Records supplied ▸

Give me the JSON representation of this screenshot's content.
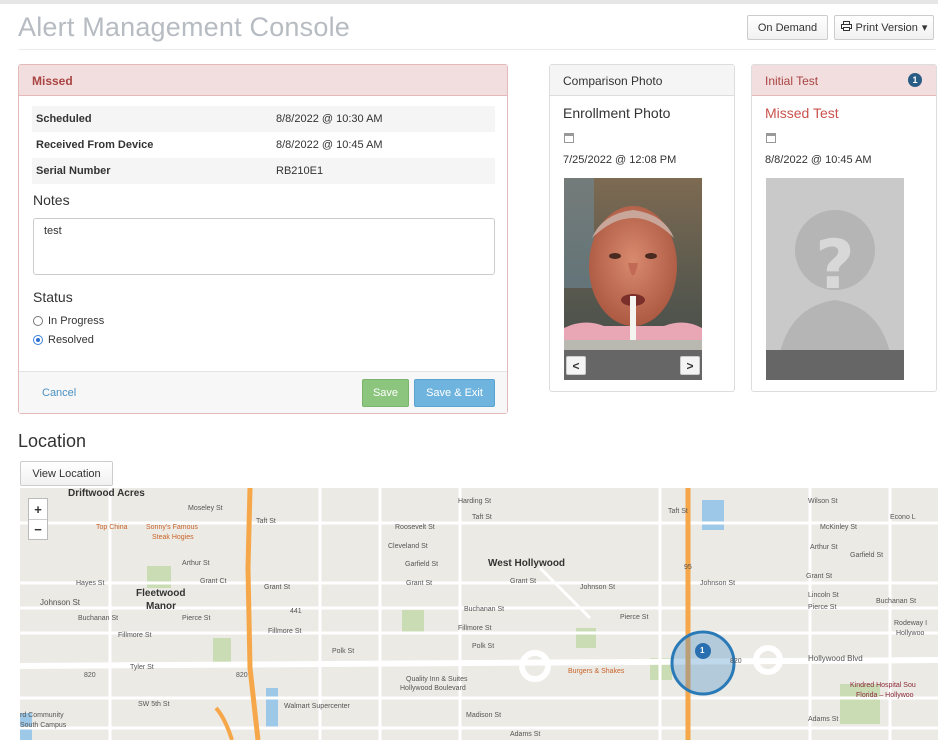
{
  "header": {
    "title": "Alert Management Console",
    "on_demand": "On Demand",
    "print_version": "Print Version",
    "print_icon": "printer-icon",
    "caret_icon": "caret-down-icon"
  },
  "missed_panel": {
    "title": "Missed",
    "rows": [
      {
        "label": "Scheduled",
        "value": "8/8/2022 @ 10:30 AM"
      },
      {
        "label": "Received From Device",
        "value": "8/8/2022 @ 10:45 AM"
      },
      {
        "label": "Serial Number",
        "value": "RB210E1"
      }
    ],
    "notes_label": "Notes",
    "notes_value": "test",
    "status_label": "Status",
    "status_options": [
      {
        "label": "In Progress",
        "checked": false
      },
      {
        "label": "Resolved",
        "checked": true
      }
    ],
    "cancel": "Cancel",
    "save": "Save",
    "save_exit": "Save & Exit"
  },
  "comparison_panel": {
    "title": "Comparison Photo",
    "photo_title": "Enrollment Photo",
    "calendar_icon": "calendar-icon",
    "date": "7/25/2022 @ 12:08 PM",
    "prev": "<",
    "next": ">"
  },
  "initial_panel": {
    "title": "Initial Test",
    "badge": "1",
    "photo_title": "Missed Test",
    "calendar_icon": "calendar-icon",
    "date": "8/8/2022 @ 10:45 AM"
  },
  "location": {
    "heading": "Location",
    "view_button": "View Location",
    "zoom_in": "+",
    "zoom_out": "−",
    "marker": "1",
    "labels": {
      "driftwood": "Driftwood Acres",
      "moseley": "Moseley St",
      "topchina": "Top China",
      "sonnys": "Sonny's Famous",
      "sonnys2": "Steak Hogies",
      "taft1": "Taft St",
      "roosevelt": "Roosevelt St",
      "cleveland": "Cleveland St",
      "garfield": "Garfield St",
      "harding": "Harding St",
      "taft2": "Taft St",
      "west_hollywood": "West Hollywood",
      "grant1": "Grant St",
      "grant2": "Grant St",
      "grantct": "Grant Ct",
      "arthur": "Arthur St",
      "hayes": "Hayes St",
      "johnson1": "Johnson St",
      "fleetwood": "Fleetwood",
      "manor": "Manor",
      "buchanan1": "Buchanan St",
      "pierce1": "Pierce St",
      "fillmore1": "Fillmore St",
      "fillmore2": "Fillmore St",
      "fillmore3": "Fillmore St",
      "tyler": "Tyler St",
      "polk1": "Polk St",
      "polk2": "Polk St",
      "buchanan2": "Buchanan St",
      "johnson2": "Johnson St",
      "johnson3": "Johnson St",
      "pierce2": "Pierce St",
      "quality": "Quality Inn & Suites",
      "quality2": "Hollywood Boulevard",
      "madison": "Madison St",
      "adams1": "Adams St",
      "adams2": "Adams St",
      "walmart": "Walmart Supercenter",
      "sw5th": "SW 5th St",
      "community": "rd Community",
      "southcampus": "South Campus",
      "burgers": "Burgers & Shakes",
      "wilson": "Wilson St",
      "mckinley": "McKinley St",
      "arthur2": "Arthur St",
      "garfield2": "Garfield St",
      "grant3": "Grant St",
      "lincoln": "Lincoln St",
      "pierce3": "Pierce St",
      "buchanan3": "Buchanan St",
      "hollywood_blvd": "Hollywood Blvd",
      "kindred": "Kindred Hospital Sou",
      "kindred2": "Florida – Hollywoo",
      "econo": "Econo L",
      "rodeway": "Rodeway I",
      "rodeway2": "Hollywoo",
      "taft3": "Taft St",
      "hwy441": "441",
      "hwy820a": "820",
      "hwy820b": "820",
      "i95": "95",
      "hwy820c": "820"
    }
  }
}
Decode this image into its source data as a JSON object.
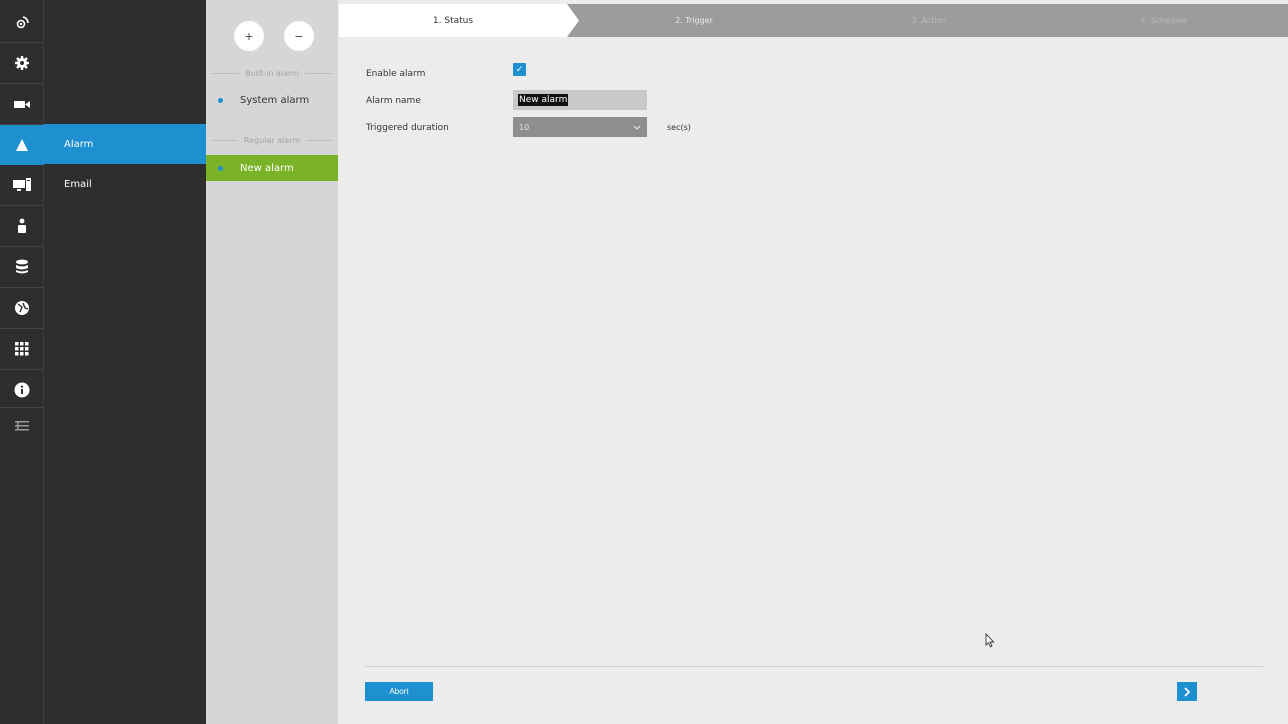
{
  "rail": {
    "items": [
      {
        "icon": "camera-view-icon"
      },
      {
        "icon": "gear-icon"
      },
      {
        "icon": "video-camera-icon"
      },
      {
        "icon": "alarm-icon",
        "active": true
      },
      {
        "icon": "monitor-icon"
      },
      {
        "icon": "user-icon"
      },
      {
        "icon": "database-icon"
      },
      {
        "icon": "network-icon"
      },
      {
        "icon": "apps-grid-icon"
      },
      {
        "icon": "info-icon"
      },
      {
        "icon": "menu-lines-icon"
      }
    ]
  },
  "subnav": {
    "items": [
      {
        "label": "Alarm",
        "active": true
      },
      {
        "label": "Email"
      }
    ]
  },
  "alarm_list": {
    "add_label": "+",
    "remove_label": "−",
    "builtin_section": "Built-in alarm",
    "builtin_items": [
      "System alarm"
    ],
    "regular_section": "Regular alarm",
    "regular_items": [
      "New alarm"
    ]
  },
  "wizard": {
    "steps": [
      "1. Status",
      "2. Trigger",
      "3. Action",
      "4. Schedule"
    ],
    "active_step": "1. Status"
  },
  "form": {
    "enable_label": "Enable alarm",
    "enable_checked": true,
    "name_label": "Alarm name",
    "name_value": "New alarm",
    "duration_label": "Triggered duration",
    "duration_value": "10",
    "duration_unit": "sec(s)"
  },
  "footer": {
    "abort_label": "Abort",
    "next_icon": "chevron-right-icon"
  },
  "colors": {
    "accent": "#1e8fcf",
    "active_alarm": "#7ab327",
    "sidebar": "#2e2e2e"
  }
}
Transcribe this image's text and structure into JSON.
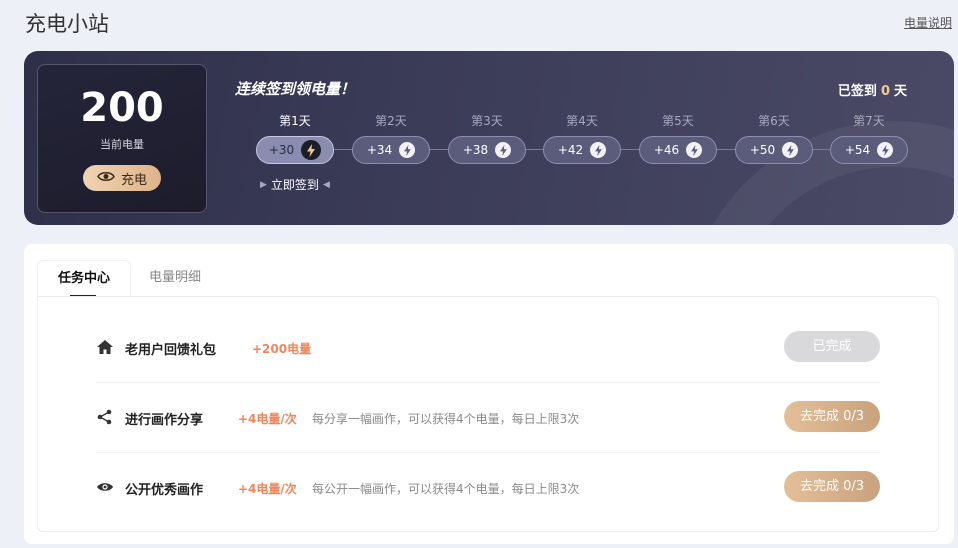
{
  "page": {
    "title": "充电小站",
    "help_link": "电量说明"
  },
  "energy": {
    "value": "200",
    "label": "当前电量",
    "charge_button": "充电"
  },
  "checkin": {
    "title": "连续签到领电量！",
    "status_prefix": "已签到",
    "status_days": "0",
    "status_suffix": "天",
    "sign_now": "立即签到",
    "days": [
      {
        "label": "第1天",
        "reward": "+30",
        "active": true
      },
      {
        "label": "第2天",
        "reward": "+34",
        "active": false
      },
      {
        "label": "第3天",
        "reward": "+38",
        "active": false
      },
      {
        "label": "第4天",
        "reward": "+42",
        "active": false
      },
      {
        "label": "第5天",
        "reward": "+46",
        "active": false
      },
      {
        "label": "第6天",
        "reward": "+50",
        "active": false
      },
      {
        "label": "第7天",
        "reward": "+54",
        "active": false
      }
    ]
  },
  "tabs": [
    {
      "label": "任务中心",
      "active": true
    },
    {
      "label": "电量明细",
      "active": false
    }
  ],
  "tasks": [
    {
      "icon": "home-icon",
      "name": "老用户回馈礼包",
      "reward": "+200电量",
      "desc": "",
      "button": "已完成",
      "completed": true
    },
    {
      "icon": "share-icon",
      "name": "进行画作分享",
      "reward": "+4电量/次",
      "desc": "每分享一幅画作，可以获得4个电量，每日上限3次",
      "button": "去完成 0/3",
      "completed": false
    },
    {
      "icon": "eye-icon",
      "name": "公开优秀画作",
      "reward": "+4电量/次",
      "desc": "每公开一幅画作，可以获得4个电量，每日上限3次",
      "button": "去完成 0/3",
      "completed": false
    }
  ],
  "colors": {
    "accent": "#f0865a",
    "gold": "#f0c893",
    "banner_bg": "#3a3b57"
  }
}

Directions ▸ Leave out the pictures and print every line of the data exactly.

Response to the task ▸
Give me the JSON representation of this screenshot's content.
{
  "header": {
    "title": "Alert Management Console",
    "on_demand": "On Demand",
    "print_version": "Print Version",
    "print_icon": "printer-icon",
    "caret_icon": "caret-down-icon"
  },
  "missed_panel": {
    "title": "Missed",
    "rows": [
      {
        "label": "Scheduled",
        "value": "8/8/2022 @ 10:30 AM"
      },
      {
        "label": "Received From Device",
        "value": "8/8/2022 @ 10:45 AM"
      },
      {
        "label": "Serial Number",
        "value": "RB210E1"
      }
    ],
    "notes_label": "Notes",
    "notes_value": "test",
    "status_label": "Status",
    "status_options": [
      {
        "label": "In Progress",
        "checked": false
      },
      {
        "label": "Resolved",
        "checked": true
      }
    ],
    "cancel": "Cancel",
    "save": "Save",
    "save_exit": "Save & Exit"
  },
  "comparison_panel": {
    "title": "Comparison Photo",
    "photo_title": "Enrollment Photo",
    "calendar_icon": "calendar-icon",
    "date": "7/25/2022 @ 12:08 PM",
    "prev": "<",
    "next": ">"
  },
  "initial_panel": {
    "title": "Initial Test",
    "badge": "1",
    "photo_title": "Missed Test",
    "calendar_icon": "calendar-icon",
    "date": "8/8/2022 @ 10:45 AM"
  },
  "location": {
    "heading": "Location",
    "view_button": "View Location",
    "zoom_in": "+",
    "zoom_out": "−",
    "marker": "1",
    "labels": {
      "driftwood": "Driftwood Acres",
      "moseley": "Moseley St",
      "topchina": "Top China",
      "sonnys": "Sonny's Famous",
      "sonnys2": "Steak Hogies",
      "taft1": "Taft St",
      "roosevelt": "Roosevelt St",
      "cleveland": "Cleveland St",
      "garfield": "Garfield St",
      "harding": "Harding St",
      "taft2": "Taft St",
      "west_hollywood": "West Hollywood",
      "grant1": "Grant St",
      "grant2": "Grant St",
      "grantct": "Grant Ct",
      "arthur": "Arthur St",
      "hayes": "Hayes St",
      "johnson1": "Johnson St",
      "fleetwood": "Fleetwood",
      "manor": "Manor",
      "buchanan1": "Buchanan St",
      "pierce1": "Pierce St",
      "fillmore1": "Fillmore St",
      "fillmore2": "Fillmore St",
      "fillmore3": "Fillmore St",
      "tyler": "Tyler St",
      "polk1": "Polk St",
      "polk2": "Polk St",
      "buchanan2": "Buchanan St",
      "johnson2": "Johnson St",
      "johnson3": "Johnson St",
      "pierce2": "Pierce St",
      "quality": "Quality Inn & Suites",
      "quality2": "Hollywood Boulevard",
      "madison": "Madison St",
      "adams1": "Adams St",
      "adams2": "Adams St",
      "walmart": "Walmart Supercenter",
      "sw5th": "SW 5th St",
      "community": "rd Community",
      "southcampus": "South Campus",
      "burgers": "Burgers & Shakes",
      "wilson": "Wilson St",
      "mckinley": "McKinley St",
      "arthur2": "Arthur St",
      "garfield2": "Garfield St",
      "grant3": "Grant St",
      "lincoln": "Lincoln St",
      "pierce3": "Pierce St",
      "buchanan3": "Buchanan St",
      "hollywood_blvd": "Hollywood Blvd",
      "kindred": "Kindred Hospital Sou",
      "kindred2": "Florida – Hollywoo",
      "econo": "Econo L",
      "rodeway": "Rodeway I",
      "rodeway2": "Hollywoo",
      "taft3": "Taft St",
      "hwy441": "441",
      "hwy820a": "820",
      "hwy820b": "820",
      "i95": "95",
      "hwy820c": "820"
    }
  }
}
Decode this image into its source data as a JSON object.
{
  "rail": {
    "items": [
      {
        "icon": "camera-view-icon"
      },
      {
        "icon": "gear-icon"
      },
      {
        "icon": "video-camera-icon"
      },
      {
        "icon": "alarm-icon",
        "active": true
      },
      {
        "icon": "monitor-icon"
      },
      {
        "icon": "user-icon"
      },
      {
        "icon": "database-icon"
      },
      {
        "icon": "network-icon"
      },
      {
        "icon": "apps-grid-icon"
      },
      {
        "icon": "info-icon"
      },
      {
        "icon": "menu-lines-icon"
      }
    ]
  },
  "subnav": {
    "items": [
      {
        "label": "Alarm",
        "active": true
      },
      {
        "label": "Email"
      }
    ]
  },
  "alarm_list": {
    "add_label": "+",
    "remove_label": "−",
    "builtin_section": "Built-in alarm",
    "builtin_items": [
      "System alarm"
    ],
    "regular_section": "Regular alarm",
    "regular_items": [
      "New alarm"
    ]
  },
  "wizard": {
    "steps": [
      "1. Status",
      "2. Trigger",
      "3. Action",
      "4. Schedule"
    ],
    "active_step": "1. Status"
  },
  "form": {
    "enable_label": "Enable alarm",
    "enable_checked": true,
    "name_label": "Alarm name",
    "name_value": "New alarm",
    "duration_label": "Triggered duration",
    "duration_value": "10",
    "duration_unit": "sec(s)"
  },
  "footer": {
    "abort_label": "Abort",
    "next_icon": "chevron-right-icon"
  },
  "colors": {
    "accent": "#1e8fcf",
    "active_alarm": "#7ab327",
    "sidebar": "#2e2e2e"
  }
}
Transcribe this image's text and structure into JSON.
{
  "page": {
    "title": "充电小站",
    "help_link": "电量说明"
  },
  "energy": {
    "value": "200",
    "label": "当前电量",
    "charge_button": "充电"
  },
  "checkin": {
    "title": "连续签到领电量！",
    "status_prefix": "已签到",
    "status_days": "0",
    "status_suffix": "天",
    "sign_now": "立即签到",
    "days": [
      {
        "label": "第1天",
        "reward": "+30",
        "active": true
      },
      {
        "label": "第2天",
        "reward": "+34",
        "active": false
      },
      {
        "label": "第3天",
        "reward": "+38",
        "active": false
      },
      {
        "label": "第4天",
        "reward": "+42",
        "active": false
      },
      {
        "label": "第5天",
        "reward": "+46",
        "active": false
      },
      {
        "label": "第6天",
        "reward": "+50",
        "active": false
      },
      {
        "label": "第7天",
        "reward": "+54",
        "active": false
      }
    ]
  },
  "tabs": [
    {
      "label": "任务中心",
      "active": true
    },
    {
      "label": "电量明细",
      "active": false
    }
  ],
  "tasks": [
    {
      "icon": "home-icon",
      "name": "老用户回馈礼包",
      "reward": "+200电量",
      "desc": "",
      "button": "已完成",
      "completed": true
    },
    {
      "icon": "share-icon",
      "name": "进行画作分享",
      "reward": "+4电量/次",
      "desc": "每分享一幅画作，可以获得4个电量，每日上限3次",
      "button": "去完成 0/3",
      "completed": false
    },
    {
      "icon": "eye-icon",
      "name": "公开优秀画作",
      "reward": "+4电量/次",
      "desc": "每公开一幅画作，可以获得4个电量，每日上限3次",
      "button": "去完成 0/3",
      "completed": false
    }
  ],
  "colors": {
    "accent": "#f0865a",
    "gold": "#f0c893",
    "banner_bg": "#3a3b57"
  }
}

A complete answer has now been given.